WHAT YOU SHOULD DO: Copy verbatim the records below from their first line through the line containing "value: 4.6390%: [23, 393, 82, 407]", including both of those lines.

RECORDS PROVIDED:
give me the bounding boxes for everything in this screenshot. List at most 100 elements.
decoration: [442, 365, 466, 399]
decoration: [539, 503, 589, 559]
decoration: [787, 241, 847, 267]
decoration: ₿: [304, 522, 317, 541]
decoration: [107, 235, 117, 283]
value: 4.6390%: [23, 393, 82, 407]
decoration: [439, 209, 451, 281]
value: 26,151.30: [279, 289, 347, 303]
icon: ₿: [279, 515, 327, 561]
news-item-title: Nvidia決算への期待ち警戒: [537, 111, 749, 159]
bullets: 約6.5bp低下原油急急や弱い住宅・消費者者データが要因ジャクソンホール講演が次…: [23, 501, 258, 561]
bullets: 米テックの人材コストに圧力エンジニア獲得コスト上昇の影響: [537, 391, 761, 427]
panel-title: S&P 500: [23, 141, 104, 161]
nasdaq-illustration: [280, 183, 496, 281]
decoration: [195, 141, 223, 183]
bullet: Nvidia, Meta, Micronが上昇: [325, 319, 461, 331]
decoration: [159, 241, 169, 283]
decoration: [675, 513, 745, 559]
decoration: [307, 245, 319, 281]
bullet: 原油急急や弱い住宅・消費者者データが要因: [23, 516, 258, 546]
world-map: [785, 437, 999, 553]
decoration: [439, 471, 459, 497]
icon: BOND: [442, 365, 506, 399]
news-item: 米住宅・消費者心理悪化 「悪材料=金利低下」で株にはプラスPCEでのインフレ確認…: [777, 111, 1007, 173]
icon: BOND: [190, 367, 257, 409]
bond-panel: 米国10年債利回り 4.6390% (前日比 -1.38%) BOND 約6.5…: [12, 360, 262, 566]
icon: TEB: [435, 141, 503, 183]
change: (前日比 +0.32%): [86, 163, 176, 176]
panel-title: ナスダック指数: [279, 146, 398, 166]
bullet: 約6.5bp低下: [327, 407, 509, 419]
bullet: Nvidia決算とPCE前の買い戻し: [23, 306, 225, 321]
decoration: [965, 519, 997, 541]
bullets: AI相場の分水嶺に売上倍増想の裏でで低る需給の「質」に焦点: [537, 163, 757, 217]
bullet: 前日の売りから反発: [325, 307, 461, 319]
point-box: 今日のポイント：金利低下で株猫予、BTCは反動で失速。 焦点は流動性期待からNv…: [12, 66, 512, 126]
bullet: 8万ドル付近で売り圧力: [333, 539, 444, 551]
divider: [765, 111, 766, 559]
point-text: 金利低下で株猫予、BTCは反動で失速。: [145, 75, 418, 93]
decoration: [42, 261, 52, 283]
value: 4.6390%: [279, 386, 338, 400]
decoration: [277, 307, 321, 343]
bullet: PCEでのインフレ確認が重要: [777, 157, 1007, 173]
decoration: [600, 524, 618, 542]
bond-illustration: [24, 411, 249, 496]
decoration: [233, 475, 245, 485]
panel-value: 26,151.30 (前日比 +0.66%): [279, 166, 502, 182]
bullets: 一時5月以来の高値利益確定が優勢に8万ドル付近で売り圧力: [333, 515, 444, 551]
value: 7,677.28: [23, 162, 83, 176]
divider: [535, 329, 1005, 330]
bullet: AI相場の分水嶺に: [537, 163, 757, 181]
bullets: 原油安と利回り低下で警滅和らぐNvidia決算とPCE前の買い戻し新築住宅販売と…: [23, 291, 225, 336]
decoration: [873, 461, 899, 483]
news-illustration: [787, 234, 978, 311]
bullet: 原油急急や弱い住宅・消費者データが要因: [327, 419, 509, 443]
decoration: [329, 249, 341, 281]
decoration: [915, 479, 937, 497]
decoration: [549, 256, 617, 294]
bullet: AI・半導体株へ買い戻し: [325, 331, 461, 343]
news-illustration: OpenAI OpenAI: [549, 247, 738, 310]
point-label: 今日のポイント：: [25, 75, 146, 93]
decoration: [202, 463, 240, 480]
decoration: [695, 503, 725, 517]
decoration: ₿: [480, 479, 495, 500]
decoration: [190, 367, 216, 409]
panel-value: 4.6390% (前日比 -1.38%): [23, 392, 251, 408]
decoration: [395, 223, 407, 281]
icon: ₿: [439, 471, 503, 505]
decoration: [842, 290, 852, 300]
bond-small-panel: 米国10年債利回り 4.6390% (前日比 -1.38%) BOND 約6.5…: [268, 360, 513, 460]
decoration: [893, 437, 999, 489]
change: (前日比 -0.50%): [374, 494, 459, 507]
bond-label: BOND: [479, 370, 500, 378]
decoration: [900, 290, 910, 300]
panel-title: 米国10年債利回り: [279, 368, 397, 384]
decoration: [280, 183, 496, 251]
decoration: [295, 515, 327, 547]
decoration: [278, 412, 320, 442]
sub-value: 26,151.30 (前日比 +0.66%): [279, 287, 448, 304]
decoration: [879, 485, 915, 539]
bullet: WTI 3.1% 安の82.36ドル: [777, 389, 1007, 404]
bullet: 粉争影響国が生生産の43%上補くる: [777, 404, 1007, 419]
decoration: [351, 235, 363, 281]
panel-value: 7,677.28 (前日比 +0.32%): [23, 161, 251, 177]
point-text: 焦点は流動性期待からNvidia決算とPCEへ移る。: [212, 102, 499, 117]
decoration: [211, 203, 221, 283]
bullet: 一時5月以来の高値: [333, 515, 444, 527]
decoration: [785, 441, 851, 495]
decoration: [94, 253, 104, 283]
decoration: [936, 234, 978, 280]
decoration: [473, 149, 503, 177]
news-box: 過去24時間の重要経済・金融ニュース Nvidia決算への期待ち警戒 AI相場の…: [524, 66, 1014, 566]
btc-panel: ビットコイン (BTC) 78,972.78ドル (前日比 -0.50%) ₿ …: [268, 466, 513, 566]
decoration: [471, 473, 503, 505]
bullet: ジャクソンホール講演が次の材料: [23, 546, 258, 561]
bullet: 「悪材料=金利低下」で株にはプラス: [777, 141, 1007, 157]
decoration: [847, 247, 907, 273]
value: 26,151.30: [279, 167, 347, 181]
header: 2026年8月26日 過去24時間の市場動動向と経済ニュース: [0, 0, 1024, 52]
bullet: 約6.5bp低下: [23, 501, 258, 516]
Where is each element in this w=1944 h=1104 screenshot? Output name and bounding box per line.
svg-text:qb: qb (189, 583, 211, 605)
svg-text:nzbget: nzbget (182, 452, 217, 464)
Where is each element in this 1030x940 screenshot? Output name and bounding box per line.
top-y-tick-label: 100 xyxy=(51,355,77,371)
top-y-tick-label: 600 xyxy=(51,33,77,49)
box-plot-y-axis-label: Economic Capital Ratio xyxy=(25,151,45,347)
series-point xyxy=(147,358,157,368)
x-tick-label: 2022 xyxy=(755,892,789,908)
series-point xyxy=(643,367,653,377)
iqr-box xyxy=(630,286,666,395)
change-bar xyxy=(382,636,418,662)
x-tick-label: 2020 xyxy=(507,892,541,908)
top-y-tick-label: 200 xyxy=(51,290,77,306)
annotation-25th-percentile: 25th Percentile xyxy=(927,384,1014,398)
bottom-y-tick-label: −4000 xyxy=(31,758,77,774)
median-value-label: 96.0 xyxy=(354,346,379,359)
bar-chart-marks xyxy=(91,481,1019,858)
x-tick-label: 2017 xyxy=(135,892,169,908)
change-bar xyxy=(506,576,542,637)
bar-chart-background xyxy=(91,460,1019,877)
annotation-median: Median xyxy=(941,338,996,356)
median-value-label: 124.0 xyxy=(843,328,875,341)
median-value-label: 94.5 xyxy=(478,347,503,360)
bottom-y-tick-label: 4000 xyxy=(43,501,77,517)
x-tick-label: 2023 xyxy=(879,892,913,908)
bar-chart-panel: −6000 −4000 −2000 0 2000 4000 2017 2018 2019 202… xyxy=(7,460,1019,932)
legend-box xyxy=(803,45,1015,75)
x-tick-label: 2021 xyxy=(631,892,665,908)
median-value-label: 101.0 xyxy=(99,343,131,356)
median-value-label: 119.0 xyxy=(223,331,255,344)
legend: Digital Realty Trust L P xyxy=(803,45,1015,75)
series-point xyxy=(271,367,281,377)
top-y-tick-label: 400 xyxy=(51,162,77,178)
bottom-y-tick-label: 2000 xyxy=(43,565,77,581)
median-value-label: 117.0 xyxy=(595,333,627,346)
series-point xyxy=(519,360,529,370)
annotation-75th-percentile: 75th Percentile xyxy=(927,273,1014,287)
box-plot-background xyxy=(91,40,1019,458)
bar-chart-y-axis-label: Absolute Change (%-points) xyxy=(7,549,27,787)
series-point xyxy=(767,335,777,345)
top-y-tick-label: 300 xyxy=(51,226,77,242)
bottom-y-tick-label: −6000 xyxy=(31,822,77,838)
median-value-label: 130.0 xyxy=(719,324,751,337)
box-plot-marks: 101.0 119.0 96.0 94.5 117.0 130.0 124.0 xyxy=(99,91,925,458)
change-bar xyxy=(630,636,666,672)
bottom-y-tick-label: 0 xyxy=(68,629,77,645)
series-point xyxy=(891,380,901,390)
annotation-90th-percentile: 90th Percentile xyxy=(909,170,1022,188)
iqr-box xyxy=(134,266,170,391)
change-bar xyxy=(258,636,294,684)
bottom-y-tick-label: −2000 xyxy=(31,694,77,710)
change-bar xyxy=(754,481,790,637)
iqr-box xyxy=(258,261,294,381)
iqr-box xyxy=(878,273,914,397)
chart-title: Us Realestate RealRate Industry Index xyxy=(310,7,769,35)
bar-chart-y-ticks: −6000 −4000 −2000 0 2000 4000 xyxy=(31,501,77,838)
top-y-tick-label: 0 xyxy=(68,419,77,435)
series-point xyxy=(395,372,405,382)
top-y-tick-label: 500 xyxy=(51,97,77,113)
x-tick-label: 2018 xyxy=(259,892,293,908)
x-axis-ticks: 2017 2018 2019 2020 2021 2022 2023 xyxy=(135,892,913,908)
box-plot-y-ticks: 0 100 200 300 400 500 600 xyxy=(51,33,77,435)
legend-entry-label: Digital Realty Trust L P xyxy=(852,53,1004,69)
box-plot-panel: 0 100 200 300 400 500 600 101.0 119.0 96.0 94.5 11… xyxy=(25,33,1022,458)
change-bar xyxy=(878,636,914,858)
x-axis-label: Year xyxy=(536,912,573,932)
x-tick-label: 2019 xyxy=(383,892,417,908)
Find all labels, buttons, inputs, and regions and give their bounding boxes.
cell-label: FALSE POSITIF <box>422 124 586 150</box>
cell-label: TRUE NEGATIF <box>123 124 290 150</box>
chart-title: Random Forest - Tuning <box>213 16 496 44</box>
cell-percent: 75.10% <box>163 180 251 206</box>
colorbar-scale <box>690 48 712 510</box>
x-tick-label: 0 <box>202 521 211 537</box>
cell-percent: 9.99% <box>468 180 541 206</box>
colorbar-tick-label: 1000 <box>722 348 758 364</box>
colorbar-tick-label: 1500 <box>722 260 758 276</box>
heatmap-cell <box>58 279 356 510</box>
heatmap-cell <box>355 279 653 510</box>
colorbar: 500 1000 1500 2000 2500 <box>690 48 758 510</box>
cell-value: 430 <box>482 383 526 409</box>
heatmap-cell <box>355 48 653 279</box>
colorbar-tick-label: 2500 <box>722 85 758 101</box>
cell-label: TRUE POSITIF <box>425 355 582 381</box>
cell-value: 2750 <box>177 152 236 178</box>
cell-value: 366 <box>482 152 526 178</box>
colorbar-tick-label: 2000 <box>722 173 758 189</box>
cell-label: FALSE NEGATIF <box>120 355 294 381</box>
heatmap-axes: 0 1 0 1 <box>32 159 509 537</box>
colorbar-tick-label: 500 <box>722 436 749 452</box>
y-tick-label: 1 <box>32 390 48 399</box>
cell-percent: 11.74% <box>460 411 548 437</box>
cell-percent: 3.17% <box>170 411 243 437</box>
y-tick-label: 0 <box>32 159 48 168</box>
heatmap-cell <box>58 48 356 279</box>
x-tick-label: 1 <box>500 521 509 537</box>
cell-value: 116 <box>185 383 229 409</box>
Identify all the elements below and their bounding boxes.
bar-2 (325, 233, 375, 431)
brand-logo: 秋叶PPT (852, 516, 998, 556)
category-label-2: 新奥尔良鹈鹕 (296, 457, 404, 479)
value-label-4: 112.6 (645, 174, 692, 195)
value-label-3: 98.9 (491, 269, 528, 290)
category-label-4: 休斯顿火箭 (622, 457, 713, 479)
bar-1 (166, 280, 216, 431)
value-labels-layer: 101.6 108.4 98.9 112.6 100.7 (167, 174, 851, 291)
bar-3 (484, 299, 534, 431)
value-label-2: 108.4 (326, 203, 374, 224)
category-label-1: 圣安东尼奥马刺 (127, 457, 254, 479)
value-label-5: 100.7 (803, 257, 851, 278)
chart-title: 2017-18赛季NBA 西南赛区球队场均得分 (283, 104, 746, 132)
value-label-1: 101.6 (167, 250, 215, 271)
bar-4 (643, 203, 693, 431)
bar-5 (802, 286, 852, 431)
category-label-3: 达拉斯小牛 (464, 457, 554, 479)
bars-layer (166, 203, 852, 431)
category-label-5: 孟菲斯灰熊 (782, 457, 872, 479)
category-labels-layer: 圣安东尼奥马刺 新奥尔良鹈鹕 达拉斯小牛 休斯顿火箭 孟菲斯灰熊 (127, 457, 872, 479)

OUTPUT:
give me the bounding boxes for everything in this screenshot. List at most 100 elements.
decoration: [442, 365, 466, 399]
decoration: [539, 503, 589, 559]
decoration: [787, 241, 847, 267]
decoration: ₿: [304, 522, 317, 541]
decoration: [107, 235, 117, 283]
value: 4.6390%: [23, 393, 82, 407]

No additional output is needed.